— Start —
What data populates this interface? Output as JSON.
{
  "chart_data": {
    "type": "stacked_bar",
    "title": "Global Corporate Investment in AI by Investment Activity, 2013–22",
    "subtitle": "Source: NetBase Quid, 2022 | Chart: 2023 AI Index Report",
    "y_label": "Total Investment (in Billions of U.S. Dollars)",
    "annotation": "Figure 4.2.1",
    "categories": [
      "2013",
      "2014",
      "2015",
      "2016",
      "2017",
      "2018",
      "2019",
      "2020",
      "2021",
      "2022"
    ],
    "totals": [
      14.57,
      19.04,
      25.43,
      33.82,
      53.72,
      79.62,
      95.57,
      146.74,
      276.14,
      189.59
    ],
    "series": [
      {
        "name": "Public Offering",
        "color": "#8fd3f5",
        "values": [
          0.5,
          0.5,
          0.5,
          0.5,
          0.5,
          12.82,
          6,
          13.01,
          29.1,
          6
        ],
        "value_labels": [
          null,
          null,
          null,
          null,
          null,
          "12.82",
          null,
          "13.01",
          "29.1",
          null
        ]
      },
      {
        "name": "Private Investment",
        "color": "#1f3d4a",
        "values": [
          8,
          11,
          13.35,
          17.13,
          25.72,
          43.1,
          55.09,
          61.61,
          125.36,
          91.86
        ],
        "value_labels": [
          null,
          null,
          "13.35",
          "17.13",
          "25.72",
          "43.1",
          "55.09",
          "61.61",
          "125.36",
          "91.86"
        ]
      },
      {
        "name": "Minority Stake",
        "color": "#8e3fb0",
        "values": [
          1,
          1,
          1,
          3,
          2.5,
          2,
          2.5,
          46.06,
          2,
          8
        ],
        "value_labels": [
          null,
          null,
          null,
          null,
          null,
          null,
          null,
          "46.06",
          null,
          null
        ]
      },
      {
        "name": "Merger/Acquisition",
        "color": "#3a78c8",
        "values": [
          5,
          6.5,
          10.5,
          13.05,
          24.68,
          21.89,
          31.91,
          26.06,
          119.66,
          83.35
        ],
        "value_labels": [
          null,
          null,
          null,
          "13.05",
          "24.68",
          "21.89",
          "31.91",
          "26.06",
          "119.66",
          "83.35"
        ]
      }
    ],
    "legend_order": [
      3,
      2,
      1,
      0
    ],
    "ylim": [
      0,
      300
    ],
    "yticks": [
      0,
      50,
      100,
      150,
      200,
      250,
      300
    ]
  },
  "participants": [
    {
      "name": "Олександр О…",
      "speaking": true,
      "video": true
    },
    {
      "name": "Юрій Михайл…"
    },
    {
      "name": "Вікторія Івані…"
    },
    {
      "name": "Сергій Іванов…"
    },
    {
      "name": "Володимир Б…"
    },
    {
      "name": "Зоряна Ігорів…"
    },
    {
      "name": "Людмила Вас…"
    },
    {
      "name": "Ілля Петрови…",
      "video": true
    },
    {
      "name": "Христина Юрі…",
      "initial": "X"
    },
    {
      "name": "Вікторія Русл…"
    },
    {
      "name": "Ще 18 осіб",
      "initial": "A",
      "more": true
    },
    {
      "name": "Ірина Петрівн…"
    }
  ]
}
— End —
:: WHAT THIS TASK INVOLVES ::
Scan the lines for the string "Investment". Pick out every line that has it.

:: SOLUTION TO THE EXERCISE ::
    "title": "Global Corporate Investment in AI by Investment Activity, 2013–22",
    "y_label": "Total Investment (in Billions of U.S. Dollars)",
        "name": "Private Investment",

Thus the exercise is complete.